EXERCISE OBJECTIVE
The entries below are to be transcribed in full, without their images.

MATERIAL TO PROCESS
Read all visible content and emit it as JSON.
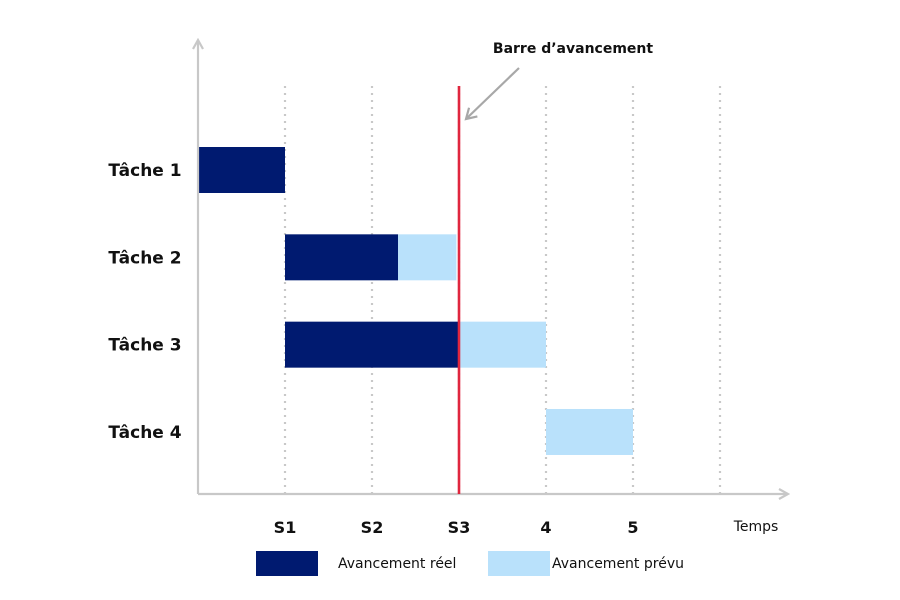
{
  "colors": {
    "actual": "#001a70",
    "planned": "#b9e1fb",
    "progress_line": "#e0263e",
    "axis": "#c8c8c8",
    "grid": "#c8c8c8",
    "arrow": "#a8a8a8",
    "text": "#111111"
  },
  "annotation": {
    "label": "Barre d’avancement"
  },
  "legend": {
    "actual_label": "Avancement réel",
    "planned_label": "Avancement  prévu"
  },
  "chart_data": {
    "type": "gantt",
    "x_ticks": [
      {
        "value": 1,
        "label": "S1"
      },
      {
        "value": 2,
        "label": "S2"
      },
      {
        "value": 3,
        "label": "S3"
      },
      {
        "value": 4,
        "label": "4"
      },
      {
        "value": 5,
        "label": "5"
      }
    ],
    "gridlines_at": [
      1,
      2,
      3,
      4,
      5,
      6
    ],
    "xlabel": "Temps",
    "xlim": [
      0,
      6.8
    ],
    "progress_line_at": 3,
    "tasks": [
      {
        "name": "Tâche 1",
        "actual": [
          0,
          1
        ],
        "planned": null
      },
      {
        "name": "Tâche 2",
        "actual": [
          1,
          2.3
        ],
        "planned": [
          2.3,
          2.97
        ]
      },
      {
        "name": "Tâche 3",
        "actual": [
          1,
          3
        ],
        "planned": [
          3,
          4
        ]
      },
      {
        "name": "Tâche 4",
        "actual": null,
        "planned": [
          4,
          5
        ]
      }
    ]
  }
}
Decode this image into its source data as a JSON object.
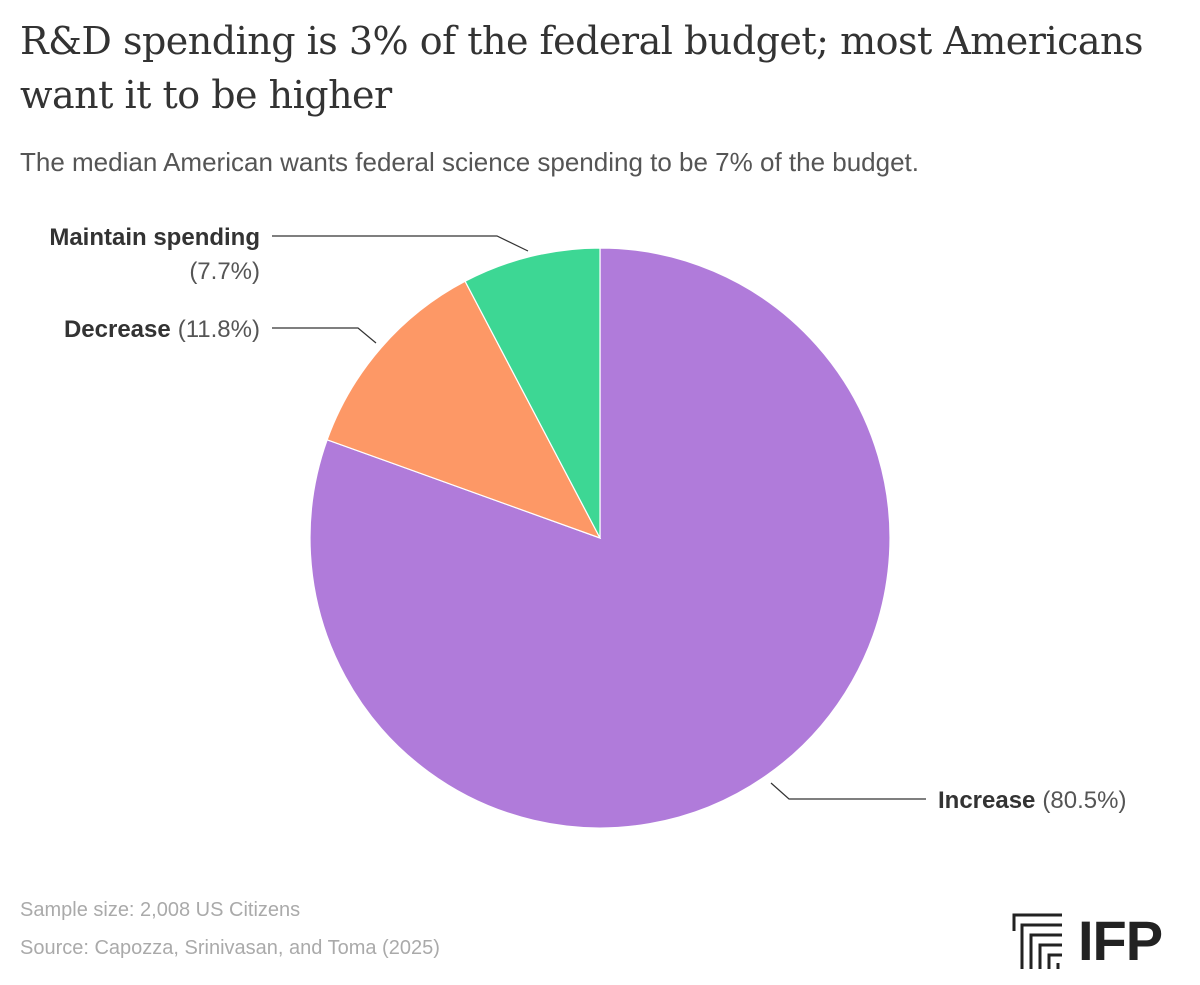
{
  "header": {
    "title": "R&D spending is 3% of the federal budget; most Americans want it to be higher",
    "subtitle": "The median American wants federal science spending to be 7% of the budget."
  },
  "chart_data": {
    "type": "pie",
    "title": "R&D spending is 3% of the federal budget; most Americans want it to be higher",
    "subtitle": "The median American wants federal science spending to be 7% of the budget.",
    "slices": [
      {
        "label": "Increase",
        "value": 80.5,
        "value_label": "(80.5%)",
        "color": "#b07bda"
      },
      {
        "label": "Decrease",
        "value": 11.8,
        "value_label": "(11.8%)",
        "color": "#fd9866"
      },
      {
        "label": "Maintain spending",
        "value": 7.7,
        "value_label": "(7.7%)",
        "color": "#3dd794"
      }
    ],
    "start_angle": "12 o'clock, clockwise",
    "legend": "none (direct labels with leader lines)"
  },
  "footer": {
    "sample": "Sample size: 2,008 US Citizens",
    "source": "Source: Capozza, Srinivasan, and Toma (2025)",
    "logo_text": "IFP",
    "logo_icon": "ifp-logo-icon"
  }
}
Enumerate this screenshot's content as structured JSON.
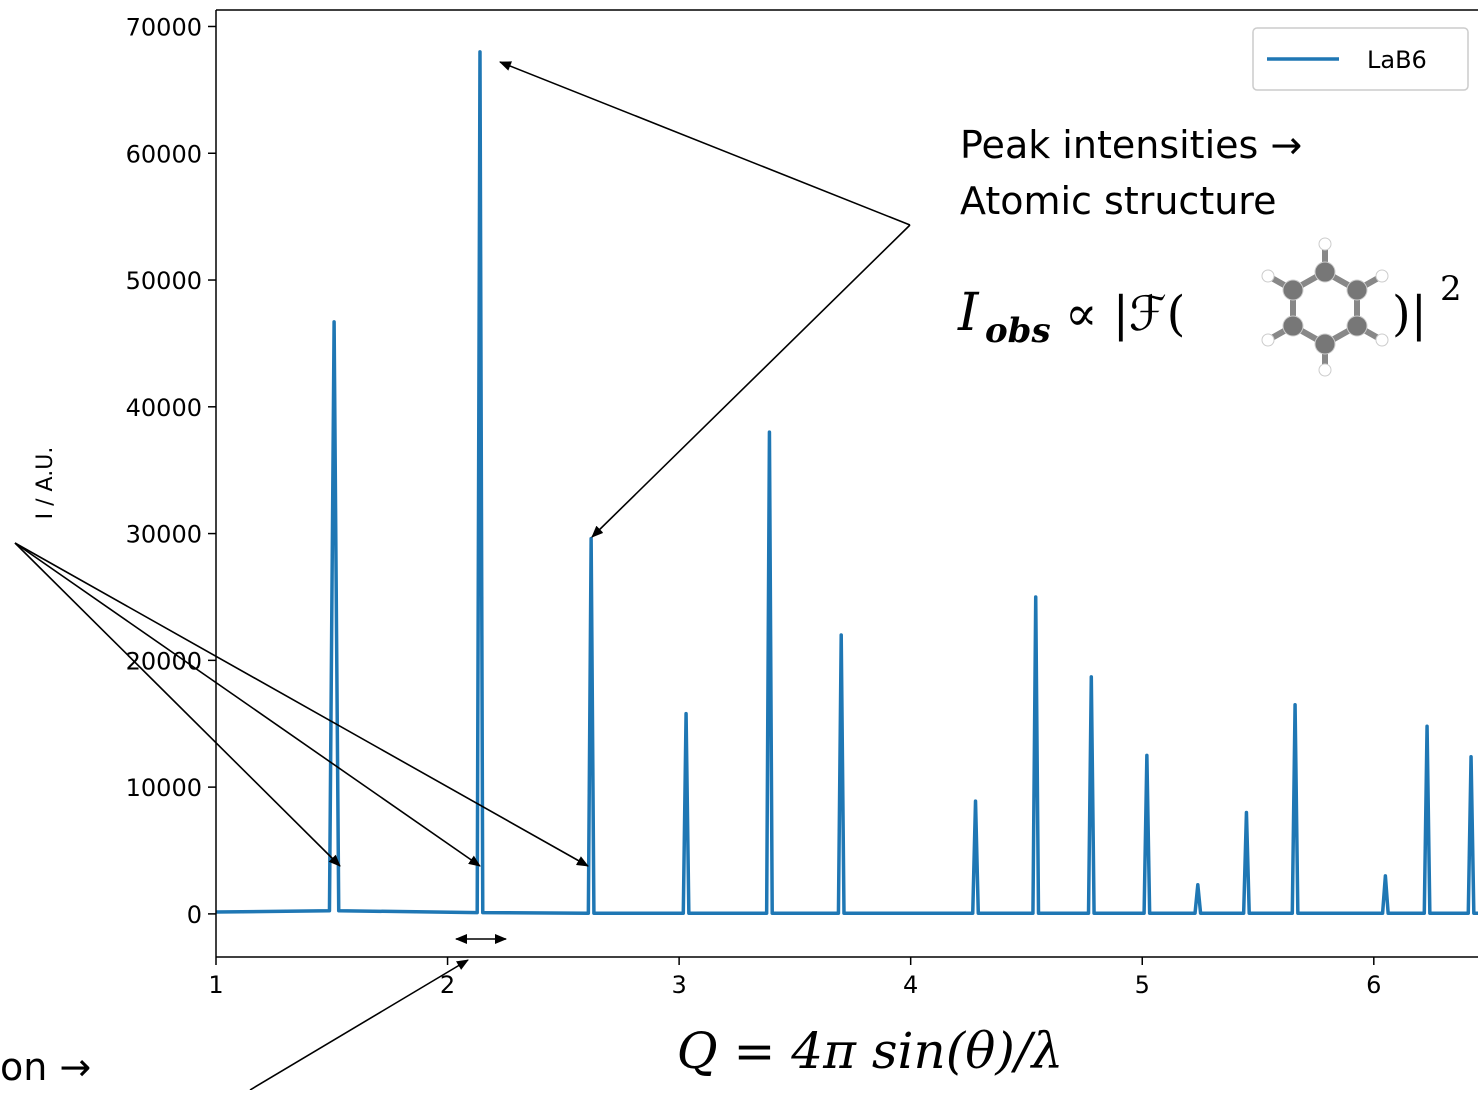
{
  "chart_data": {
    "type": "line",
    "y_label": "I / A.U.",
    "x_label": "Q = 4π sin(θ)/λ",
    "xlim": [
      1,
      6.45
    ],
    "ylim": [
      -3400,
      71300
    ],
    "xticks": [
      1,
      2,
      3,
      4,
      5,
      6
    ],
    "yticks": [
      0,
      10000,
      20000,
      30000,
      40000,
      50000,
      60000,
      70000
    ],
    "legend": "upper right",
    "x": [
      1,
      1.49,
      1.51,
      1.53,
      2.128,
      2.14,
      2.152,
      2.608,
      2.62,
      2.632,
      3.018,
      3.03,
      3.042,
      3.378,
      3.39,
      3.402,
      3.688,
      3.7,
      3.712,
      4.268,
      4.28,
      4.292,
      4.528,
      4.54,
      4.552,
      4.768,
      4.78,
      4.792,
      5.008,
      5.02,
      5.032,
      5.228,
      5.24,
      5.252,
      5.438,
      5.45,
      5.462,
      5.648,
      5.66,
      5.672,
      6.038,
      6.05,
      6.062,
      6.218,
      6.23,
      6.242,
      6.408,
      6.42,
      6.432,
      6.45
    ],
    "series": [
      {
        "name": "LaB6",
        "color": "#1f77b4",
        "values": [
          150,
          250,
          46700,
          250,
          100,
          68000,
          100,
          50,
          29600,
          50,
          50,
          15800,
          50,
          50,
          38000,
          50,
          50,
          22000,
          50,
          50,
          8900,
          50,
          50,
          25000,
          50,
          50,
          18700,
          50,
          50,
          12500,
          50,
          50,
          2300,
          50,
          50,
          8000,
          50,
          50,
          16500,
          50,
          50,
          3000,
          50,
          50,
          14800,
          50,
          50,
          12400,
          50,
          50
        ]
      }
    ],
    "annotations": [
      "Peak intensities →",
      "Atomic structure",
      "on →"
    ],
    "formula": {
      "symbol": "I",
      "subscript": "obs",
      "relation": "∝ |ℱ(",
      "closing": ")|",
      "power": "2"
    }
  }
}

OUTPUT OF THE EXERCISE
Read all visible content and emit it as JSON.
{
  "colors": {
    "actual": "#001a70",
    "planned": "#b9e1fb",
    "progress_line": "#e0263e",
    "axis": "#c8c8c8",
    "grid": "#c8c8c8",
    "arrow": "#a8a8a8",
    "text": "#111111"
  },
  "annotation": {
    "label": "Barre d’avancement"
  },
  "legend": {
    "actual_label": "Avancement réel",
    "planned_label": "Avancement  prévu"
  },
  "chart_data": {
    "type": "gantt",
    "x_ticks": [
      {
        "value": 1,
        "label": "S1"
      },
      {
        "value": 2,
        "label": "S2"
      },
      {
        "value": 3,
        "label": "S3"
      },
      {
        "value": 4,
        "label": "4"
      },
      {
        "value": 5,
        "label": "5"
      }
    ],
    "gridlines_at": [
      1,
      2,
      3,
      4,
      5,
      6
    ],
    "xlabel": "Temps",
    "xlim": [
      0,
      6.8
    ],
    "progress_line_at": 3,
    "tasks": [
      {
        "name": "Tâche 1",
        "actual": [
          0,
          1
        ],
        "planned": null
      },
      {
        "name": "Tâche 2",
        "actual": [
          1,
          2.3
        ],
        "planned": [
          2.3,
          2.97
        ]
      },
      {
        "name": "Tâche 3",
        "actual": [
          1,
          3
        ],
        "planned": [
          3,
          4
        ]
      },
      {
        "name": "Tâche 4",
        "actual": null,
        "planned": [
          4,
          5
        ]
      }
    ]
  }
}
Decode this image into its source data as a JSON object.
{
  "header": {
    "title": "R&D spending is 3% of the federal budget; most Americans want it to be higher",
    "subtitle": "The median American wants federal science spending to be 7% of the budget."
  },
  "chart_data": {
    "type": "pie",
    "title": "R&D spending is 3% of the federal budget; most Americans want it to be higher",
    "subtitle": "The median American wants federal science spending to be 7% of the budget.",
    "slices": [
      {
        "label": "Increase",
        "value": 80.5,
        "value_label": "(80.5%)",
        "color": "#b07bda"
      },
      {
        "label": "Decrease",
        "value": 11.8,
        "value_label": "(11.8%)",
        "color": "#fd9866"
      },
      {
        "label": "Maintain spending",
        "value": 7.7,
        "value_label": "(7.7%)",
        "color": "#3dd794"
      }
    ],
    "start_angle": "12 o'clock, clockwise",
    "legend": "none (direct labels with leader lines)"
  },
  "footer": {
    "sample": "Sample size: 2,008 US Citizens",
    "source": "Source: Capozza, Srinivasan, and Toma (2025)",
    "logo_text": "IFP",
    "logo_icon": "ifp-logo-icon"
  }
}
Enumerate this screenshot's content as structured JSON.
{
  "chart_data": {
    "type": "line",
    "y_label": "I / A.U.",
    "x_label": "Q = 4π sin(θ)/λ",
    "xlim": [
      1,
      6.45
    ],
    "ylim": [
      -3400,
      71300
    ],
    "xticks": [
      1,
      2,
      3,
      4,
      5,
      6
    ],
    "yticks": [
      0,
      10000,
      20000,
      30000,
      40000,
      50000,
      60000,
      70000
    ],
    "legend": "upper right",
    "x": [
      1,
      1.49,
      1.51,
      1.53,
      2.128,
      2.14,
      2.152,
      2.608,
      2.62,
      2.632,
      3.018,
      3.03,
      3.042,
      3.378,
      3.39,
      3.402,
      3.688,
      3.7,
      3.712,
      4.268,
      4.28,
      4.292,
      4.528,
      4.54,
      4.552,
      4.768,
      4.78,
      4.792,
      5.008,
      5.02,
      5.032,
      5.228,
      5.24,
      5.252,
      5.438,
      5.45,
      5.462,
      5.648,
      5.66,
      5.672,
      6.038,
      6.05,
      6.062,
      6.218,
      6.23,
      6.242,
      6.408,
      6.42,
      6.432,
      6.45
    ],
    "series": [
      {
        "name": "LaB6",
        "color": "#1f77b4",
        "values": [
          150,
          250,
          46700,
          250,
          100,
          68000,
          100,
          50,
          29600,
          50,
          50,
          15800,
          50,
          50,
          38000,
          50,
          50,
          22000,
          50,
          50,
          8900,
          50,
          50,
          25000,
          50,
          50,
          18700,
          50,
          50,
          12500,
          50,
          50,
          2300,
          50,
          50,
          8000,
          50,
          50,
          16500,
          50,
          50,
          3000,
          50,
          50,
          14800,
          50,
          50,
          12400,
          50,
          50
        ]
      }
    ],
    "annotations": [
      "Peak intensities →",
      "Atomic structure",
      "on →"
    ],
    "formula": {
      "symbol": "I",
      "subscript": "obs",
      "relation": "∝ |ℱ(",
      "closing": ")|",
      "power": "2"
    }
  }
}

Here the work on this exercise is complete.